Start Data to use

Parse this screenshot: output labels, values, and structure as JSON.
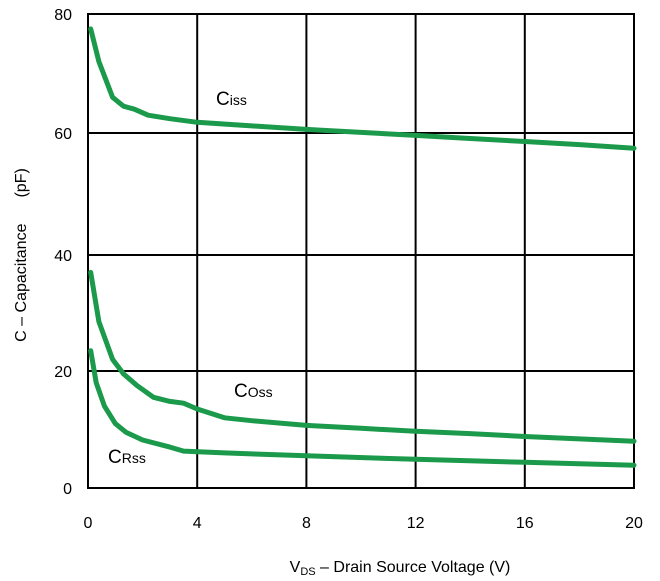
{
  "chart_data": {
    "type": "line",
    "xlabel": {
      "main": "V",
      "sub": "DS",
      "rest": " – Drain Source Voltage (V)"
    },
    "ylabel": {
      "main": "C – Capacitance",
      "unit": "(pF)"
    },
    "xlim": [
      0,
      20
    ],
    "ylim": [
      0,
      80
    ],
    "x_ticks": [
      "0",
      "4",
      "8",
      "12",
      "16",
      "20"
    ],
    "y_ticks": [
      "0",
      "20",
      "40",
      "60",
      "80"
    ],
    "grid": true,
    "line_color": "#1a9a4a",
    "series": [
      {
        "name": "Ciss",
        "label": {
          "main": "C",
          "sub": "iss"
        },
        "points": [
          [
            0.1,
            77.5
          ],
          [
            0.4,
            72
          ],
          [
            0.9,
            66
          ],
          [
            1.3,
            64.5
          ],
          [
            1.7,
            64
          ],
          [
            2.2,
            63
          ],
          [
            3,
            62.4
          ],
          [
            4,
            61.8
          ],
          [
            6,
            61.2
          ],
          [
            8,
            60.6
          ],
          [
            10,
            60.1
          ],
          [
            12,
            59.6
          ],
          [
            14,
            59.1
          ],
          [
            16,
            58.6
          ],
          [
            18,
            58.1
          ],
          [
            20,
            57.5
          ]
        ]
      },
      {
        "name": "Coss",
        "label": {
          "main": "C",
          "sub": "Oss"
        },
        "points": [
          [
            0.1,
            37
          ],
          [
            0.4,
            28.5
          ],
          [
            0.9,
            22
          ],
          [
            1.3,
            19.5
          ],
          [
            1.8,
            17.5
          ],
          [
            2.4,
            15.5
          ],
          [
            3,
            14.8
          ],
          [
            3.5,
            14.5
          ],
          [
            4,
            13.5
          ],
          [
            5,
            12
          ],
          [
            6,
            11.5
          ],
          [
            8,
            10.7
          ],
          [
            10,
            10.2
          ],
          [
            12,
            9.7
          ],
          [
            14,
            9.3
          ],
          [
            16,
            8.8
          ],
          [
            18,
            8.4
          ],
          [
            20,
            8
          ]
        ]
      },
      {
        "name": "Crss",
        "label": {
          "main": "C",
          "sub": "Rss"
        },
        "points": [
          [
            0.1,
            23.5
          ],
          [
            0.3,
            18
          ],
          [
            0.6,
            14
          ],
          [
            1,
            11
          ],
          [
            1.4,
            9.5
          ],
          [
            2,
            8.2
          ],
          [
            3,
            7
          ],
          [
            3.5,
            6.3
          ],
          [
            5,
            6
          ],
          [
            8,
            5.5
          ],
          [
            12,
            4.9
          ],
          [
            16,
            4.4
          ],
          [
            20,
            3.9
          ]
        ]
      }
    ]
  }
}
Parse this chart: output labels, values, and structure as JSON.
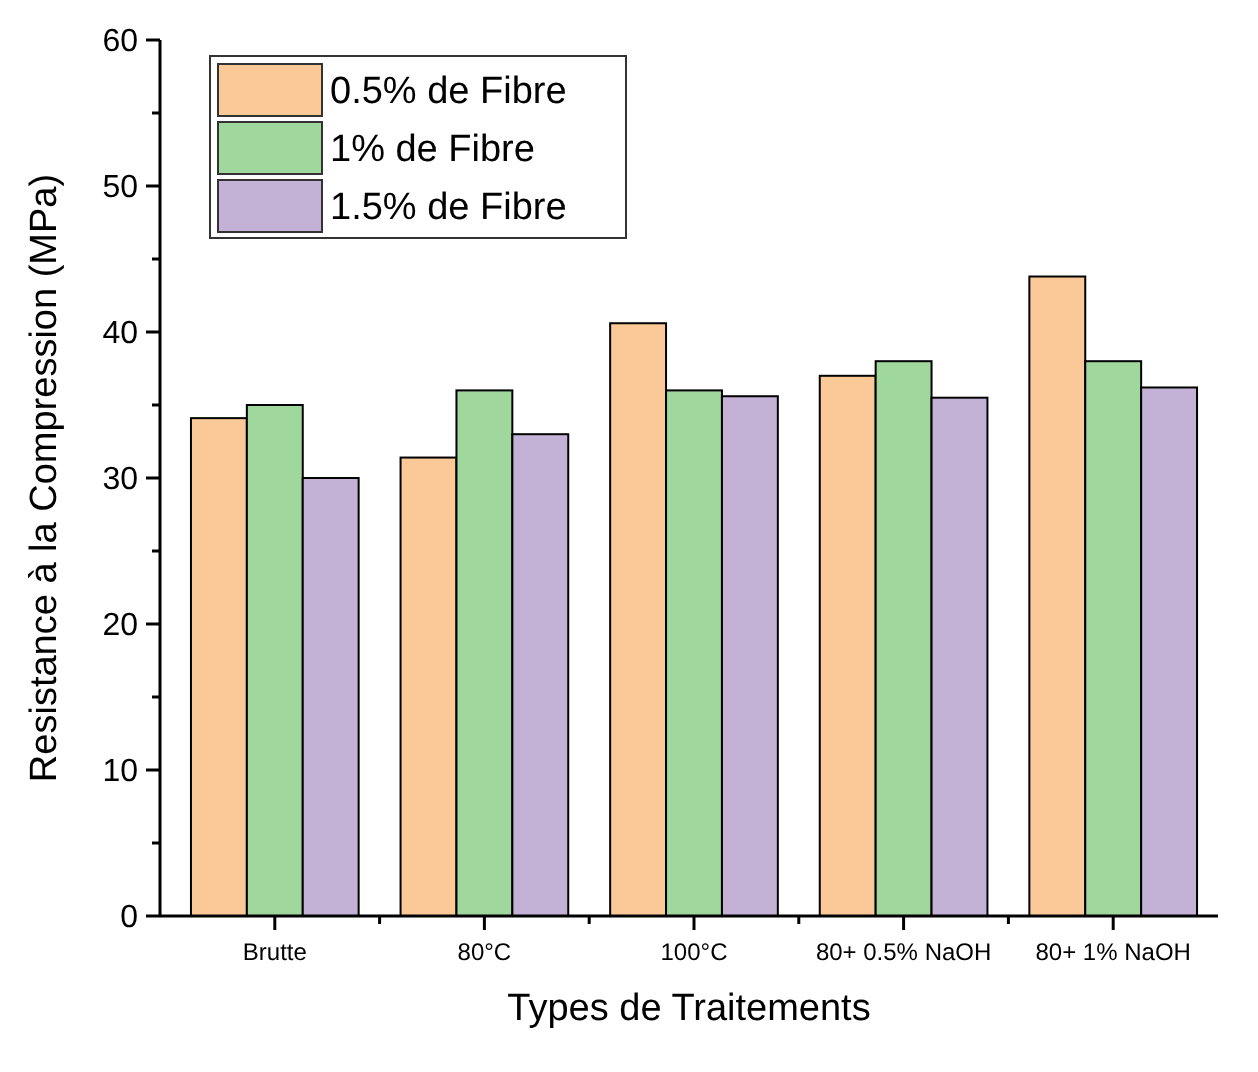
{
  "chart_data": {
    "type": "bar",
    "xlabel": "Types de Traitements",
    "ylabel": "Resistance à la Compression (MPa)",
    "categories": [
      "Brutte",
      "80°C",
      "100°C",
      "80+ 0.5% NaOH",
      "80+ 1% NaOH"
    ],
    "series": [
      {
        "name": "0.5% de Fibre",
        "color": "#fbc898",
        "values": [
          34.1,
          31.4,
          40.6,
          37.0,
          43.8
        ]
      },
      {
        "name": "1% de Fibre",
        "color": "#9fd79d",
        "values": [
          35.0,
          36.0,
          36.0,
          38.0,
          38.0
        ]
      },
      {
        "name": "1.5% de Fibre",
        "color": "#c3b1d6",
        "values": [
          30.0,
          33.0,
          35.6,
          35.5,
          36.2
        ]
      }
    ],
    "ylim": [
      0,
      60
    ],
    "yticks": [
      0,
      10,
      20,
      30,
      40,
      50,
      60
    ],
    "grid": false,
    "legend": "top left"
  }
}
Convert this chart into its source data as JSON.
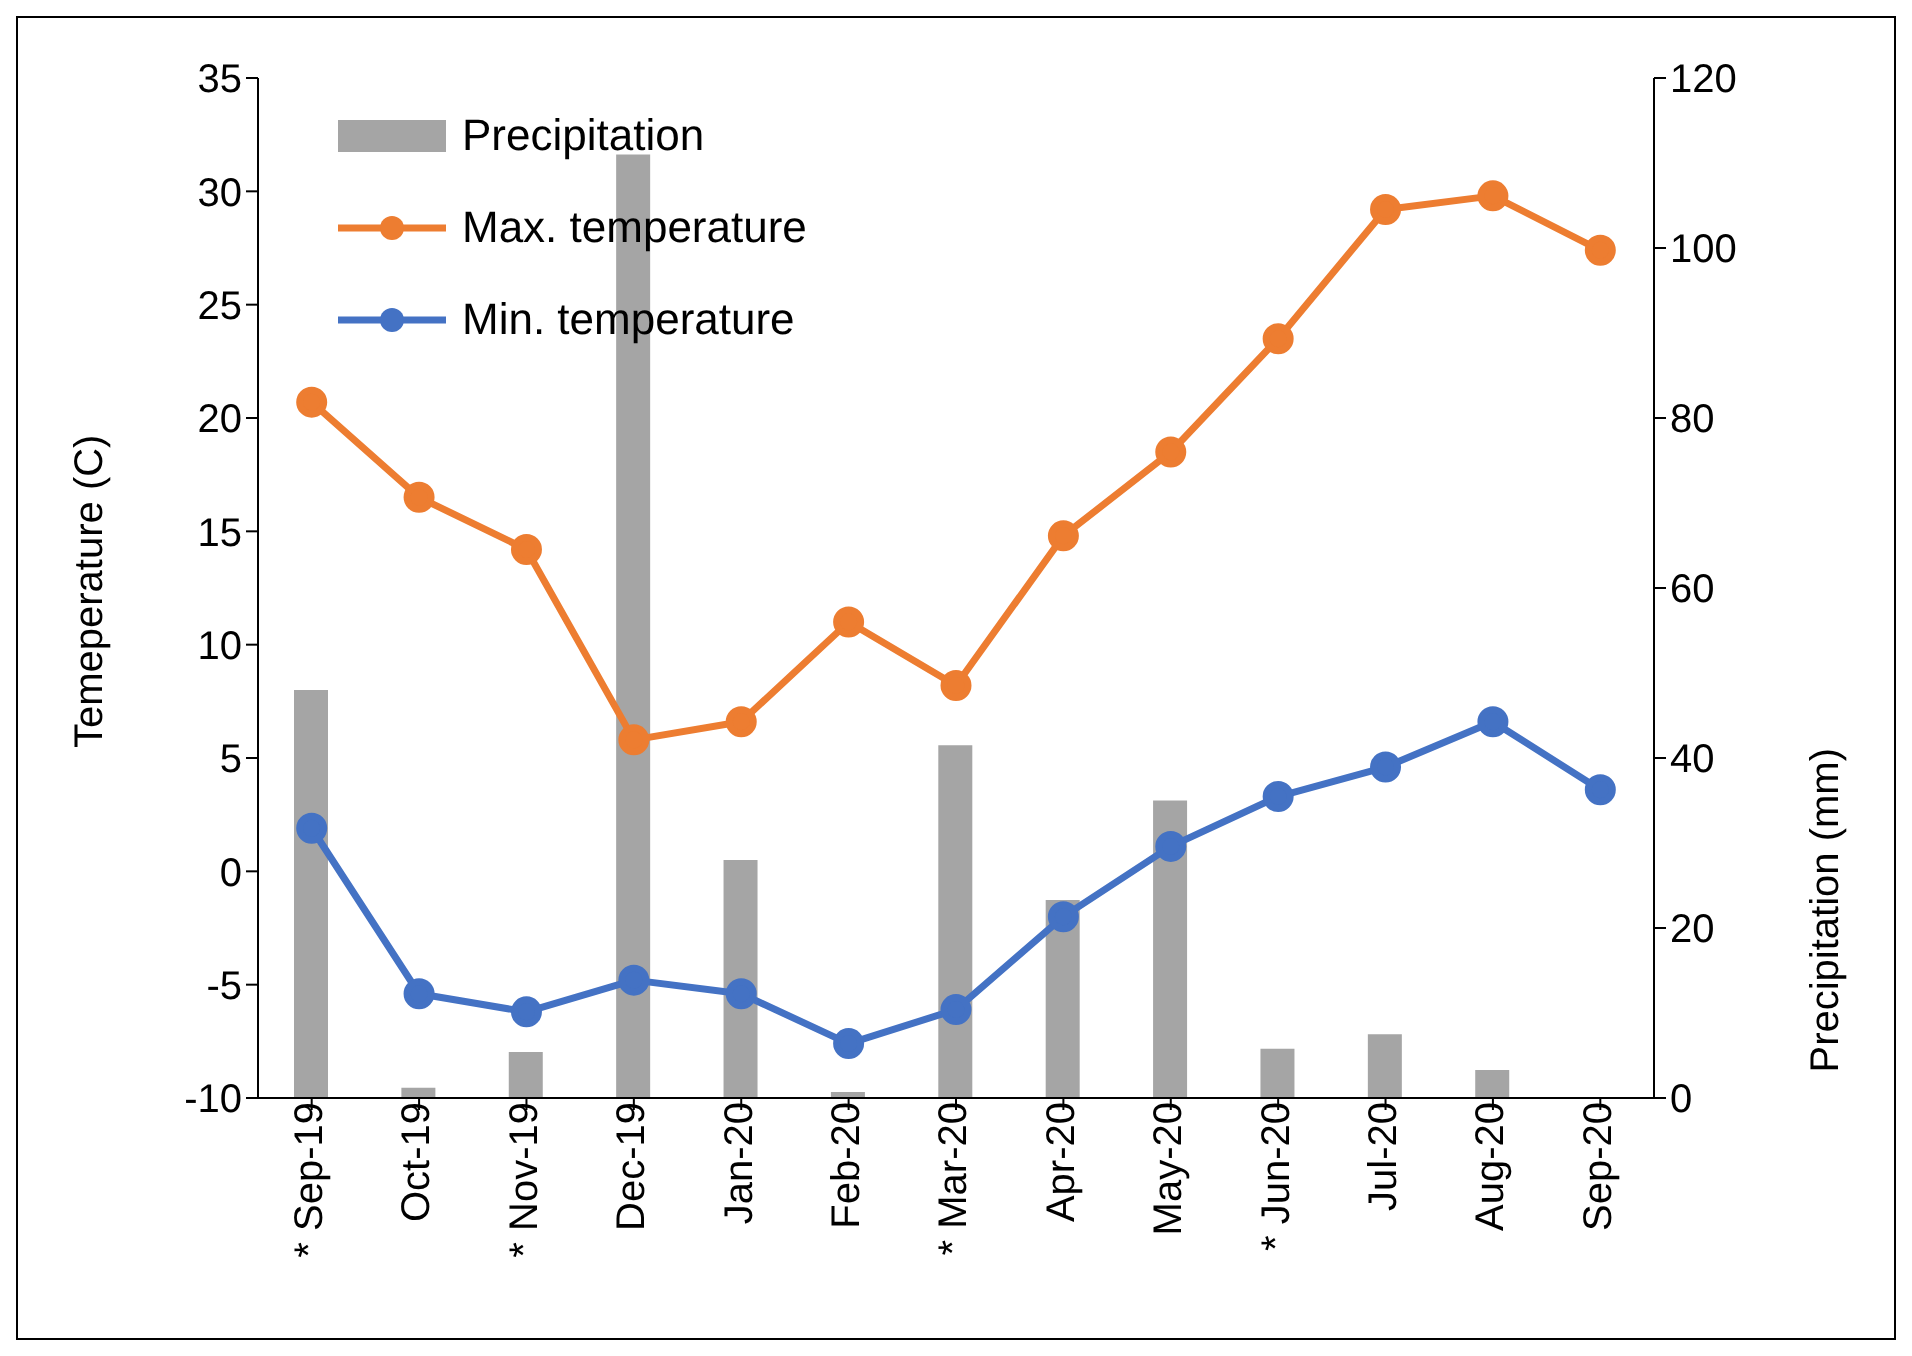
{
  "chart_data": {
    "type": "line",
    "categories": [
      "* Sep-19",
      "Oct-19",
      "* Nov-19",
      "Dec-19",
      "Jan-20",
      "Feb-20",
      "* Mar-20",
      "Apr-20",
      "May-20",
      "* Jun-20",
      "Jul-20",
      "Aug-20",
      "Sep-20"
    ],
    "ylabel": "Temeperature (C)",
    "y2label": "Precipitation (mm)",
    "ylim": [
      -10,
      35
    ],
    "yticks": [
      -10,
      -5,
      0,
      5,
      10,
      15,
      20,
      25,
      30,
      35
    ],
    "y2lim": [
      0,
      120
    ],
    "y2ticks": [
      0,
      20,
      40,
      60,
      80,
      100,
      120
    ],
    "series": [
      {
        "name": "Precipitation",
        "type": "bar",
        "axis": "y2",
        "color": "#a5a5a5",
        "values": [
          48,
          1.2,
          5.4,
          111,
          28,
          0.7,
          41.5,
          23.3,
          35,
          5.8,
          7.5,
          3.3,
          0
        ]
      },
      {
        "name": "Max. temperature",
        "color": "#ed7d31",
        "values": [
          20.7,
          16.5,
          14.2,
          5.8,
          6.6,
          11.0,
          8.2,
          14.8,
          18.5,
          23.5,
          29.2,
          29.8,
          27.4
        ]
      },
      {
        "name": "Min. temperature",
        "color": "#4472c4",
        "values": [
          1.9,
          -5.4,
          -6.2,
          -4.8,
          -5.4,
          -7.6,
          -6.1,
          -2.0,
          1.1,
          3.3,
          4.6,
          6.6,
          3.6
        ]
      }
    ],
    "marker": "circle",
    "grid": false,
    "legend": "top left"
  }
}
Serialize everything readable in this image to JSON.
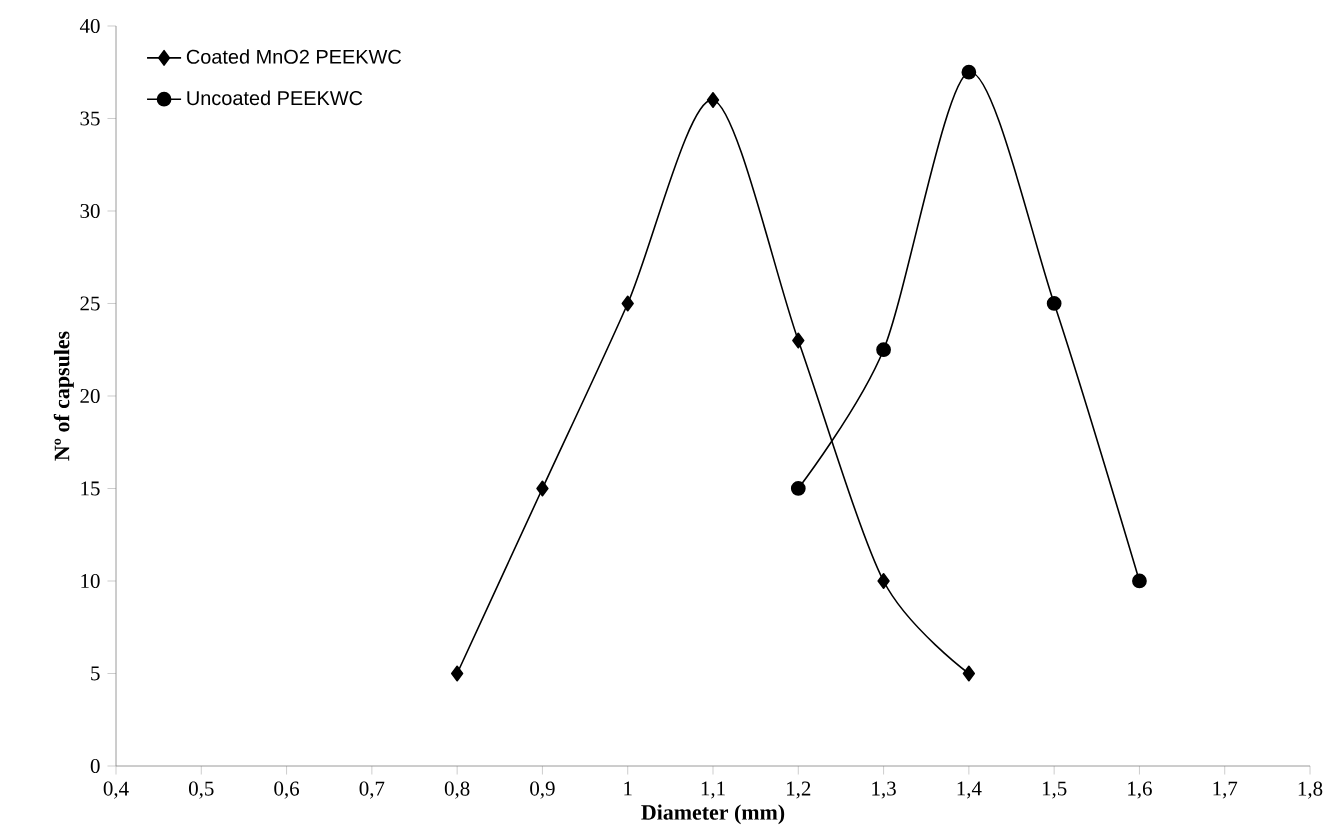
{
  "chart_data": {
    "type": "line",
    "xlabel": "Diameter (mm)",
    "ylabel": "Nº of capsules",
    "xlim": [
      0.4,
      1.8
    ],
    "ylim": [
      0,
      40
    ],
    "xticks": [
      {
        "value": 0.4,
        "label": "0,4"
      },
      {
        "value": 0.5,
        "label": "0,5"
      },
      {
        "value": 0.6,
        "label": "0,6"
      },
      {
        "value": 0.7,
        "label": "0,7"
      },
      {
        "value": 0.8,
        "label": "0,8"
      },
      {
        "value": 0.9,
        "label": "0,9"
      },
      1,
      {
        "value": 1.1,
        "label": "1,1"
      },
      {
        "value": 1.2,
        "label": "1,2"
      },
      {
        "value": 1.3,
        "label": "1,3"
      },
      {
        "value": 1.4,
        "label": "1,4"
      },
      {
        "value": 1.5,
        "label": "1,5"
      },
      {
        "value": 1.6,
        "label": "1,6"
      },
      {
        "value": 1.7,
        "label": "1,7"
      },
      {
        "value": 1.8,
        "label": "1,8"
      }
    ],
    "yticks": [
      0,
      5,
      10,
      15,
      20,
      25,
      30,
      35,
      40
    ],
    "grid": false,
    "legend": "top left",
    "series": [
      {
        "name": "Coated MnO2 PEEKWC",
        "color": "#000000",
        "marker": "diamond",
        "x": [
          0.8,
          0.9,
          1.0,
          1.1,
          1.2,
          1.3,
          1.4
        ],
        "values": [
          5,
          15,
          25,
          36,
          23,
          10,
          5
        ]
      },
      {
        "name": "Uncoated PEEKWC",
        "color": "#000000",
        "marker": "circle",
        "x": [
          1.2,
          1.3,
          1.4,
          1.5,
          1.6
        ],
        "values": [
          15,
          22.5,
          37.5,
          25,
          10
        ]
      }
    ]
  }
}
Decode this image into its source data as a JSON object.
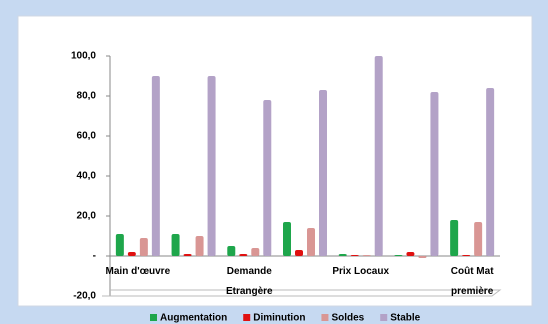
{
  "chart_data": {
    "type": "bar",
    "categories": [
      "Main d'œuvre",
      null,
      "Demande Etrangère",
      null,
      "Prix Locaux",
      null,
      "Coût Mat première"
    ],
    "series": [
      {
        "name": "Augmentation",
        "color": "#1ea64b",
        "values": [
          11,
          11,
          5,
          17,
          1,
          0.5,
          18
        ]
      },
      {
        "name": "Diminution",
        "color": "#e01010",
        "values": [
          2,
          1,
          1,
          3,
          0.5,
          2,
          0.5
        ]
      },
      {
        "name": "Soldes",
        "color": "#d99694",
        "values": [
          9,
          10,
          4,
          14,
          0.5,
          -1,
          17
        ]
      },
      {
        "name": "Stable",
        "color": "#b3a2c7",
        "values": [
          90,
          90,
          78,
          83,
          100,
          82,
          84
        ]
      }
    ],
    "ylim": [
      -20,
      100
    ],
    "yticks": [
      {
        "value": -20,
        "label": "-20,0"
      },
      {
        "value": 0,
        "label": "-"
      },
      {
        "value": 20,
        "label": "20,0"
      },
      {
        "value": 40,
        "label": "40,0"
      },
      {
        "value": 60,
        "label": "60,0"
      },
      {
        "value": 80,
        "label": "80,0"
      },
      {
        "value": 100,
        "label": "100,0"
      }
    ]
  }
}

End Data to use

Exercise instructions
Copy out each line of the data where the string "Precipitation" appears.

Exercise solution
    "y2label": "Precipitation (mm)",
        "name": "Precipitation",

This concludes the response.